_Excerpts from a figure dataset_.
==================================================

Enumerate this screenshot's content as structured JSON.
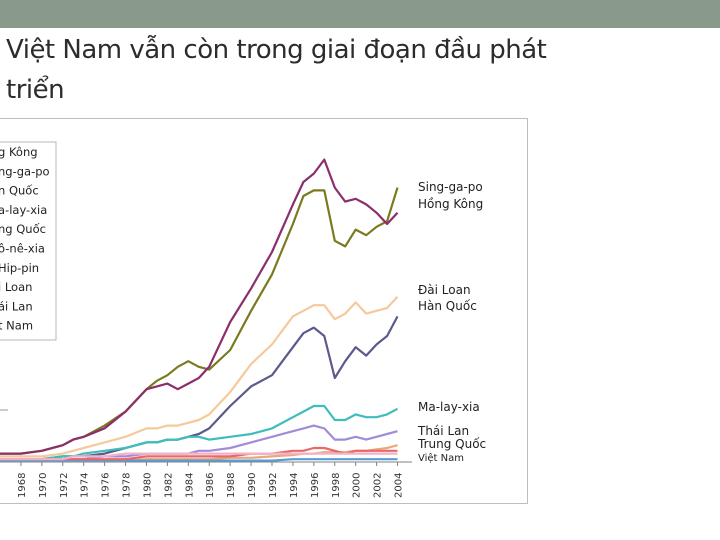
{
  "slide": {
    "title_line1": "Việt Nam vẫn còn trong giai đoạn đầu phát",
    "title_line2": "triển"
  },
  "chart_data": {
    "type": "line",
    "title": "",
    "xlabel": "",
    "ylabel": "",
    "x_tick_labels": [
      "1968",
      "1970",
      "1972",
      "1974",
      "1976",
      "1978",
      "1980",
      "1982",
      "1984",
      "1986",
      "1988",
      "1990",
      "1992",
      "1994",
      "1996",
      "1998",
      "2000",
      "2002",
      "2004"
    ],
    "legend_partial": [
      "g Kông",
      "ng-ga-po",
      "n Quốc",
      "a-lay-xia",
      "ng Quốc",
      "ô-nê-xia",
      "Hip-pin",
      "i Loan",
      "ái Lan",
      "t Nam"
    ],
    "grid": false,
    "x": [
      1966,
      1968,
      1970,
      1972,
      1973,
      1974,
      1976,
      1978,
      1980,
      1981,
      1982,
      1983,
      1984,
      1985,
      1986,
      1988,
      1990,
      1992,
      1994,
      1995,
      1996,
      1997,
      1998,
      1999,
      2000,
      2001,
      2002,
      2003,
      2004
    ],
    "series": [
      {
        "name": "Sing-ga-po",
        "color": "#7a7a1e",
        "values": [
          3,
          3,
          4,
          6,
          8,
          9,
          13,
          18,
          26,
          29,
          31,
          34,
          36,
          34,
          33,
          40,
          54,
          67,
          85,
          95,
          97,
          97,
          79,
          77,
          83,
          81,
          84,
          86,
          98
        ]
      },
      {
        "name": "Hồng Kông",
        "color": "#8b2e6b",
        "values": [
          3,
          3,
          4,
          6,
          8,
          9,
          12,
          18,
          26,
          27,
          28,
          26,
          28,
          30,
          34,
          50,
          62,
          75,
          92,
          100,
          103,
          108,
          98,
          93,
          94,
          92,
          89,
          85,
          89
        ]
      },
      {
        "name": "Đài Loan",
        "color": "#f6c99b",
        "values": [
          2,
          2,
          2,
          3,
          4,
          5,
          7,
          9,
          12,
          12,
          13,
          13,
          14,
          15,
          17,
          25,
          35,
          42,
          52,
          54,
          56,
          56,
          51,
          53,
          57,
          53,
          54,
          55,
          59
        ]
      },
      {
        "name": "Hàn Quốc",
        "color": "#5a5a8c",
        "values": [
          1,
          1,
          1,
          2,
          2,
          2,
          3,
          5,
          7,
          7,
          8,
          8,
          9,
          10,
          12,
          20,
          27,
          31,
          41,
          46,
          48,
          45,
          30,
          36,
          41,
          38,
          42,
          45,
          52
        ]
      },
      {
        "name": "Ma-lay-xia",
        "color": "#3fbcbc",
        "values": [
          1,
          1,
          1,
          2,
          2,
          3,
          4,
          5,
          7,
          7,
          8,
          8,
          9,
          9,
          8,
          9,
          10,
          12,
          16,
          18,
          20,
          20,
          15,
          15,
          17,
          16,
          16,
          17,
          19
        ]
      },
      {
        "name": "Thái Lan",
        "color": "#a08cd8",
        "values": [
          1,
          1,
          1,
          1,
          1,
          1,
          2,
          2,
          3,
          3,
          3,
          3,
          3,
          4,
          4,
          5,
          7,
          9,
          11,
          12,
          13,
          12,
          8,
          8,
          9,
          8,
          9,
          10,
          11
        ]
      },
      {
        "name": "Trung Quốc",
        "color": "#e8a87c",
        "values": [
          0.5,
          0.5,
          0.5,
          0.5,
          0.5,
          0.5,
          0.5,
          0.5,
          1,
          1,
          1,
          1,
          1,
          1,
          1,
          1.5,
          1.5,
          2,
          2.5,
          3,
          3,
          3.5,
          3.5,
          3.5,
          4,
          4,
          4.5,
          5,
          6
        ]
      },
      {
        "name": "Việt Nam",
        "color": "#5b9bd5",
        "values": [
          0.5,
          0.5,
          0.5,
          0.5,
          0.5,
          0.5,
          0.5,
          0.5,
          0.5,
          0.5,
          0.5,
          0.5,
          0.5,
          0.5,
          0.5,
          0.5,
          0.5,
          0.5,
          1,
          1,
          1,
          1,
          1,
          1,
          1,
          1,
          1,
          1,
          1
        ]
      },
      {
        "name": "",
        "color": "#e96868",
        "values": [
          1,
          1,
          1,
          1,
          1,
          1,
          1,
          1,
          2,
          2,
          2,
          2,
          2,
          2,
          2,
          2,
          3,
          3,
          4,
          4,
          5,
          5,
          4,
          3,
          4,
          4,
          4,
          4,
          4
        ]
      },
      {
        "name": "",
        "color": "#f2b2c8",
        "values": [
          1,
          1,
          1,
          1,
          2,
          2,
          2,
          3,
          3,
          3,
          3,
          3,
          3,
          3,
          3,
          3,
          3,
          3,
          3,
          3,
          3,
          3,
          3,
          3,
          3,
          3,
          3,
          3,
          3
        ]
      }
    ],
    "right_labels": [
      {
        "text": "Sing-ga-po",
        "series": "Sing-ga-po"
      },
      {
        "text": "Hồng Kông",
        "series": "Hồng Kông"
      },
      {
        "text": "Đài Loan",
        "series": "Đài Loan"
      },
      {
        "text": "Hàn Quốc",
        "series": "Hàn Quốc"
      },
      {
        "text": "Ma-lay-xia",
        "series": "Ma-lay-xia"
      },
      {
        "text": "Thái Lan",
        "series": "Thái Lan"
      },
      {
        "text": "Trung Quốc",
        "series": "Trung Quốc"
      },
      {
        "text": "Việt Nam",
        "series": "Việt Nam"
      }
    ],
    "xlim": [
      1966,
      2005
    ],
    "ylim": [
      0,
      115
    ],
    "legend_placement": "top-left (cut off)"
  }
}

==================================================

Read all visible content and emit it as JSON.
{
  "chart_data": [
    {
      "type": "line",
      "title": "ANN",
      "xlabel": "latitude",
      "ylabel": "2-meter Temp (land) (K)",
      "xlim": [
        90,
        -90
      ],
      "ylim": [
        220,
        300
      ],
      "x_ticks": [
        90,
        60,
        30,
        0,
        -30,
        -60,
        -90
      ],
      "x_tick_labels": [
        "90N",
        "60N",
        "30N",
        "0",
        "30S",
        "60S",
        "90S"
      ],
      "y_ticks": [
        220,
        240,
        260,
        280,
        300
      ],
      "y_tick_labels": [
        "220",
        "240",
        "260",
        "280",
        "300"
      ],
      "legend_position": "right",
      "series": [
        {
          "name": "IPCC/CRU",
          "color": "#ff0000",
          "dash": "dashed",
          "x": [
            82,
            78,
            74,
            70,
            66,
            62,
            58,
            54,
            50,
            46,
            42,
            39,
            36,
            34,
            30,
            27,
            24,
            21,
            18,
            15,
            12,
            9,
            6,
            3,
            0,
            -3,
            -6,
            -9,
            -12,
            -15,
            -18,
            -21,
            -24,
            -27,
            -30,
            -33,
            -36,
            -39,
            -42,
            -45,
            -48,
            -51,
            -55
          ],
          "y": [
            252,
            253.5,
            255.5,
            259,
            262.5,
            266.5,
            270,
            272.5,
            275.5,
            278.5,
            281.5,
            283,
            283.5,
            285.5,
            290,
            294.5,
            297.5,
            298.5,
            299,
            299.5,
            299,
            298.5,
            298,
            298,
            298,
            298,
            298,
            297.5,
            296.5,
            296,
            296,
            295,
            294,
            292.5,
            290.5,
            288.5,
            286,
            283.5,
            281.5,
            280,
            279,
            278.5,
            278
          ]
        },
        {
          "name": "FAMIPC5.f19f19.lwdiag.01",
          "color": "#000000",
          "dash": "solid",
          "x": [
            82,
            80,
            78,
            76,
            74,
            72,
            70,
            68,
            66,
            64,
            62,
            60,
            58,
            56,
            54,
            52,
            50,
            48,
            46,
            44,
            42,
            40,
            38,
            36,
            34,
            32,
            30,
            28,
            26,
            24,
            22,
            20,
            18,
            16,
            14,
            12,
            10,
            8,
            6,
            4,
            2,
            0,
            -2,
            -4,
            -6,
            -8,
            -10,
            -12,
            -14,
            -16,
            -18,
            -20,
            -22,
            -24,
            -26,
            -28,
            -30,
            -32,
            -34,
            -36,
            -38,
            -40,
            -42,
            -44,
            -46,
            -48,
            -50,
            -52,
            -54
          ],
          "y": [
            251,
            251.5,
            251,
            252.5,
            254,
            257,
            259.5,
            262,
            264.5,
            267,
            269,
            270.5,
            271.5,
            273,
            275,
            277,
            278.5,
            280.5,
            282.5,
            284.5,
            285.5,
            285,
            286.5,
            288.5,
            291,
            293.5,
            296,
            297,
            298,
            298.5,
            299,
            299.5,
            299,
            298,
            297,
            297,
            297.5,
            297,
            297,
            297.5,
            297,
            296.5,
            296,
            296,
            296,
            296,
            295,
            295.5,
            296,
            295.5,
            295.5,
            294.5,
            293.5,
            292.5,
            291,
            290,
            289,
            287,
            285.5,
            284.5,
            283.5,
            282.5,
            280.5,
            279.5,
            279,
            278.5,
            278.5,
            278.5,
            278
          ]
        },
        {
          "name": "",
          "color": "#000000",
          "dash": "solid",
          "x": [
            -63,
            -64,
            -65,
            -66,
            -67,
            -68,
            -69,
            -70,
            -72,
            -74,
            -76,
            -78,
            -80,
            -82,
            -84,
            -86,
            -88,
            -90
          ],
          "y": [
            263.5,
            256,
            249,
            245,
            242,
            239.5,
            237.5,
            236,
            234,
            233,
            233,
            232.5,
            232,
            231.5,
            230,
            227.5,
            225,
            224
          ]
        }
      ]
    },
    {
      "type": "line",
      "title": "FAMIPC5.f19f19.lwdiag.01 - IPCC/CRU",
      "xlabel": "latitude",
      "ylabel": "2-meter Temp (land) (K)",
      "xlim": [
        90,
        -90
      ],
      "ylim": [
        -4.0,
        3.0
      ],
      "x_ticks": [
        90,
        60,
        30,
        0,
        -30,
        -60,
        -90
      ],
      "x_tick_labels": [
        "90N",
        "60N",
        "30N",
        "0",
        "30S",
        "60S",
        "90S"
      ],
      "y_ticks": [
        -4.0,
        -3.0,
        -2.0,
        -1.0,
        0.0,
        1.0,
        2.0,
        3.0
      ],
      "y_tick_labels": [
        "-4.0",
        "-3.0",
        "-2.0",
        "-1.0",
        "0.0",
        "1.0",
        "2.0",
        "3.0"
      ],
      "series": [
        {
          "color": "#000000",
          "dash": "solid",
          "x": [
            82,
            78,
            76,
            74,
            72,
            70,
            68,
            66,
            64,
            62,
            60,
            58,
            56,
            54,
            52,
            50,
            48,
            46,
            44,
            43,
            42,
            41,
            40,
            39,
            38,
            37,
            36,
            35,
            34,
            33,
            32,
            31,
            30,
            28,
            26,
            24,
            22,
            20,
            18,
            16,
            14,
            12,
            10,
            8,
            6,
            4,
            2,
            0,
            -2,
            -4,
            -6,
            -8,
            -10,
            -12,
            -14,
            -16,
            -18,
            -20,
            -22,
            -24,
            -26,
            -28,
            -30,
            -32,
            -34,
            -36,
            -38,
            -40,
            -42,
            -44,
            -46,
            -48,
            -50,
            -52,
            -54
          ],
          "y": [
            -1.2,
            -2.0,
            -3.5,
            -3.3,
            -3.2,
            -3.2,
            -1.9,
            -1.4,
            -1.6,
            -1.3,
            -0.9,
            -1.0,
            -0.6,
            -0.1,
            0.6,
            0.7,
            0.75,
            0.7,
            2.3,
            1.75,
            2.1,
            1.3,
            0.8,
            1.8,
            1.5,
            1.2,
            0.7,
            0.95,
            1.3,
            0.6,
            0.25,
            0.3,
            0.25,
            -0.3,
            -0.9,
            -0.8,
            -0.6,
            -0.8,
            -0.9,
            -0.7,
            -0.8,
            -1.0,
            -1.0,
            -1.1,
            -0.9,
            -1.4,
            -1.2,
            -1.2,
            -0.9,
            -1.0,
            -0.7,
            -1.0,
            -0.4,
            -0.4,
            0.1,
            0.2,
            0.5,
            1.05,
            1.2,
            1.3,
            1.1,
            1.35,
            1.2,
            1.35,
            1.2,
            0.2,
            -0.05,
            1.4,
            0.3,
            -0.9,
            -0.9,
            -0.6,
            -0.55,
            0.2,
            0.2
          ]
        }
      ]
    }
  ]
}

==================================================

_Stated task_.
Go through the data above and find the lines with the word "Quốc". Copy each of those lines.

_Exercise answer_.
      "n Quốc",
      "ng Quốc",
        "name": "Hàn Quốc",
        "name": "Trung Quốc",
        "text": "Hàn Quốc",
        "series": "Hàn Quốc"
        "text": "Trung Quốc",
        "series": "Trung Quốc"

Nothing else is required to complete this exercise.